WHAT YOU HAVE TO DO
Reproduce the records below exactly as they appear, omitting any pictures they contain.

WORKING DATA
>> Start
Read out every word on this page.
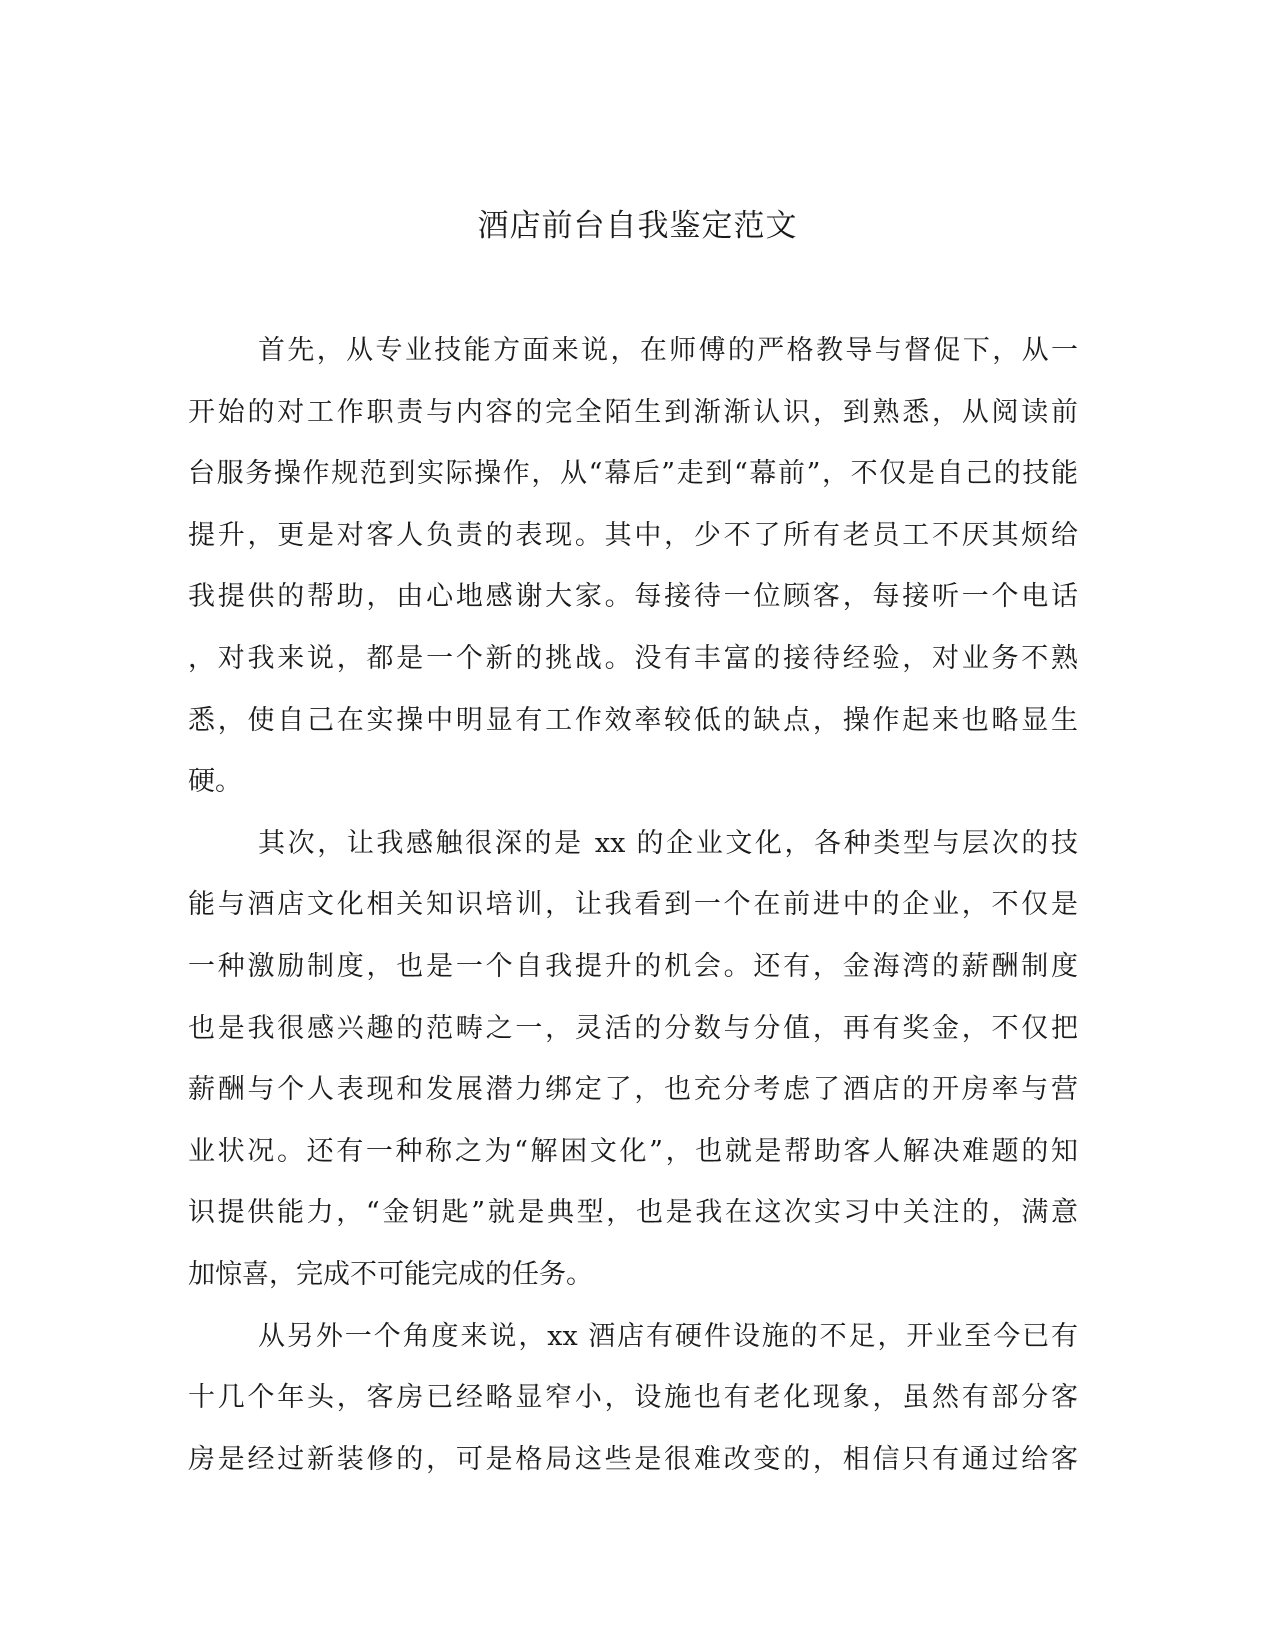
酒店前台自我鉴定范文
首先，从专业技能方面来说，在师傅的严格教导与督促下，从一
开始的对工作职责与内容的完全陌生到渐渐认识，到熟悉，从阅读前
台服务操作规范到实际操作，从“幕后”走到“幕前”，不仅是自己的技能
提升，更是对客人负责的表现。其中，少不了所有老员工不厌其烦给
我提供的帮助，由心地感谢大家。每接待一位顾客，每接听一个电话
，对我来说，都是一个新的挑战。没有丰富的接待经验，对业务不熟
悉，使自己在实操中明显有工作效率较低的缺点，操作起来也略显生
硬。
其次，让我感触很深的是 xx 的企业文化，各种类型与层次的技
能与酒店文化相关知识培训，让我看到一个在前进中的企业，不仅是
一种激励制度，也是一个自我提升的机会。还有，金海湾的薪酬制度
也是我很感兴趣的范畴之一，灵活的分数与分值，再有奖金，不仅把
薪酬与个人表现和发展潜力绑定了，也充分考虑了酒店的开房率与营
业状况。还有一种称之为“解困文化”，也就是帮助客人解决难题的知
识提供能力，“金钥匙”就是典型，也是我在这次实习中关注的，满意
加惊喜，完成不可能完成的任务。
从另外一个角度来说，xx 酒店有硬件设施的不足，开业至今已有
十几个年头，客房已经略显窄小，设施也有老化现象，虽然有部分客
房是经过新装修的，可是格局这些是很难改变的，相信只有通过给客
>> End
ANSWER TO THIS EXERCISE
Read out every word on this page.
酒店前台自我鉴定范文
首先，从专业技能方面来说，在师傅的严格教导与督促下，从一
开始的对工作职责与内容的完全陌生到渐渐认识，到熟悉，从阅读前
台服务操作规范到实际操作，从“幕后”走到“幕前”，不仅是自己的技能
提升，更是对客人负责的表现。其中，少不了所有老员工不厌其烦给
我提供的帮助，由心地感谢大家。每接待一位顾客，每接听一个电话
，对我来说，都是一个新的挑战。没有丰富的接待经验，对业务不熟
悉，使自己在实操中明显有工作效率较低的缺点，操作起来也略显生
硬。
其次，让我感触很深的是 xx 的企业文化，各种类型与层次的技
能与酒店文化相关知识培训，让我看到一个在前进中的企业，不仅是
一种激励制度，也是一个自我提升的机会。还有，金海湾的薪酬制度
也是我很感兴趣的范畴之一，灵活的分数与分值，再有奖金，不仅把
薪酬与个人表现和发展潜力绑定了，也充分考虑了酒店的开房率与营
业状况。还有一种称之为“解困文化”，也就是帮助客人解决难题的知
识提供能力，“金钥匙”就是典型，也是我在这次实习中关注的，满意
加惊喜，完成不可能完成的任务。
从另外一个角度来说，xx 酒店有硬件设施的不足，开业至今已有
十几个年头，客房已经略显窄小，设施也有老化现象，虽然有部分客
房是经过新装修的，可是格局这些是很难改变的，相信只有通过给客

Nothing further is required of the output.